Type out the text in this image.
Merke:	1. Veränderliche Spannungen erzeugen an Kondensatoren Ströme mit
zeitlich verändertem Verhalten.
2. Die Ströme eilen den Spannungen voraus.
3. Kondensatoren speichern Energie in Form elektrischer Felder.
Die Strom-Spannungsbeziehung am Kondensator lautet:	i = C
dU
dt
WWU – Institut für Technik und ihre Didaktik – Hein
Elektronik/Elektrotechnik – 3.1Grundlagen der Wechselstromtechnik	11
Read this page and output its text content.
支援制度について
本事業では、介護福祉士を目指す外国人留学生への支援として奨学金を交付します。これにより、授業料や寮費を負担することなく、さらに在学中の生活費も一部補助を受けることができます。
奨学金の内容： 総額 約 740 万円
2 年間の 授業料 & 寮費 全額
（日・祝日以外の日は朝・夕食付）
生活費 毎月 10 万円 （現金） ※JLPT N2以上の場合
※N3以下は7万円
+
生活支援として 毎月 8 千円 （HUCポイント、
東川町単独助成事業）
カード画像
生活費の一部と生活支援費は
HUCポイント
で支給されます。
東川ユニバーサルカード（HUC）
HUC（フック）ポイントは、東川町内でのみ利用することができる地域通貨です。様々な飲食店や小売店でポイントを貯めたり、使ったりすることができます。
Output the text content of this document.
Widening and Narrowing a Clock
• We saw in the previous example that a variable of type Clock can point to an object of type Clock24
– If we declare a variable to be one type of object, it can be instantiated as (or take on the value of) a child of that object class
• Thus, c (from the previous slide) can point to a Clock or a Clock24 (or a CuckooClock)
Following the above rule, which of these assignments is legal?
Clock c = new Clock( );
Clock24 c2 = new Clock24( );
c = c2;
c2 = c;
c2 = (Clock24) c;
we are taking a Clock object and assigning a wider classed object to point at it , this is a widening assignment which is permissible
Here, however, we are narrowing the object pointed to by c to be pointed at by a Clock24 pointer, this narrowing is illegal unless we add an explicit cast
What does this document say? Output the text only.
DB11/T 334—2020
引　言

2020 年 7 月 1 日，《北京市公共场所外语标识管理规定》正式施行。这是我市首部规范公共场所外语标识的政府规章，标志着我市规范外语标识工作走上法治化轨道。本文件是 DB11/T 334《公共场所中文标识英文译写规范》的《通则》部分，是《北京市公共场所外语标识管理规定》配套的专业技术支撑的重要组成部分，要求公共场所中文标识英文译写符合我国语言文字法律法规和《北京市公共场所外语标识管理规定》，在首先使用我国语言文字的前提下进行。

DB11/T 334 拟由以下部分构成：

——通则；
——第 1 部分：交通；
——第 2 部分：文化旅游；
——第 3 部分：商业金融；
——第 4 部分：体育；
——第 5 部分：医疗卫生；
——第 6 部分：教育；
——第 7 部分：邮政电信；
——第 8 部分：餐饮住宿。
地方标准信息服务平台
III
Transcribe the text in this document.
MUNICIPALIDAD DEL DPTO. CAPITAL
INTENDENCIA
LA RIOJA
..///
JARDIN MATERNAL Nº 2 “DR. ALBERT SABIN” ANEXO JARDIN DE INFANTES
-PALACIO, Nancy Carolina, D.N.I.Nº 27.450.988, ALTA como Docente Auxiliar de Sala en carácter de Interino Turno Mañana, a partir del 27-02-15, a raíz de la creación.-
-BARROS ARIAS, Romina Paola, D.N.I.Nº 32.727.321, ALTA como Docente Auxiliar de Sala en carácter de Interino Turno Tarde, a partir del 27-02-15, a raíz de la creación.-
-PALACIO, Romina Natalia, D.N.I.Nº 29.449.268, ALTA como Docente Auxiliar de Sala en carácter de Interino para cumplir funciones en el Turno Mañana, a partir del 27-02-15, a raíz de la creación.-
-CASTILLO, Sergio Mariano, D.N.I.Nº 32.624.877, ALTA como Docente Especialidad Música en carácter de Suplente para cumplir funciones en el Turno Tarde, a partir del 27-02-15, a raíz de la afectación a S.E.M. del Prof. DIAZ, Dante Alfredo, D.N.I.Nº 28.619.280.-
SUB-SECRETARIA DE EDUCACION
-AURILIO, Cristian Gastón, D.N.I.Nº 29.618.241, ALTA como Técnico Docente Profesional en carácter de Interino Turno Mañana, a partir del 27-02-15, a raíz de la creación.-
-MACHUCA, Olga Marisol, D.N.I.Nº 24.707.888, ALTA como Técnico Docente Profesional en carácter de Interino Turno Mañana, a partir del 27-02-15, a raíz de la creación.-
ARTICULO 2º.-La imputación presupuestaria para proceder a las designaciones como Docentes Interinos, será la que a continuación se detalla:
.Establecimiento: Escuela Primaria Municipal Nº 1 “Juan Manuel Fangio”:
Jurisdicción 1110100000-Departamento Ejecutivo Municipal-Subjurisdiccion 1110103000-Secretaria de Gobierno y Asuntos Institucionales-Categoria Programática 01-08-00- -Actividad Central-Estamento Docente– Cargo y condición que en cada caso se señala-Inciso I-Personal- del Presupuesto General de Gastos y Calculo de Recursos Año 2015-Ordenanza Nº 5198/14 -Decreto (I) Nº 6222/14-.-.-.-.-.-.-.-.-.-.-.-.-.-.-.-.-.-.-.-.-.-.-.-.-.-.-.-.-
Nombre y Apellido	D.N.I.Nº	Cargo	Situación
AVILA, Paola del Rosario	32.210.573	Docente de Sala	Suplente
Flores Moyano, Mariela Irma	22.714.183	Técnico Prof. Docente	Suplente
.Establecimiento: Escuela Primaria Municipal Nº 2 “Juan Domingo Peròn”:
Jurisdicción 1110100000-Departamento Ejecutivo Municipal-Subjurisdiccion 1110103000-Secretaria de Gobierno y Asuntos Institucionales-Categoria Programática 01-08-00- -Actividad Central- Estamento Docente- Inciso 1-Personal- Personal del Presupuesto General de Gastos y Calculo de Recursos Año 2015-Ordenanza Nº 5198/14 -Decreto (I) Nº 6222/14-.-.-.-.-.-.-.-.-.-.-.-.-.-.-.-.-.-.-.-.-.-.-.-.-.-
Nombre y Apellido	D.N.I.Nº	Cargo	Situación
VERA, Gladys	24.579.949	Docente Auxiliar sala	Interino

● Work instructions:
Each line of the material that holds the string "funciones" counts once; give the total alone.

● Response:
2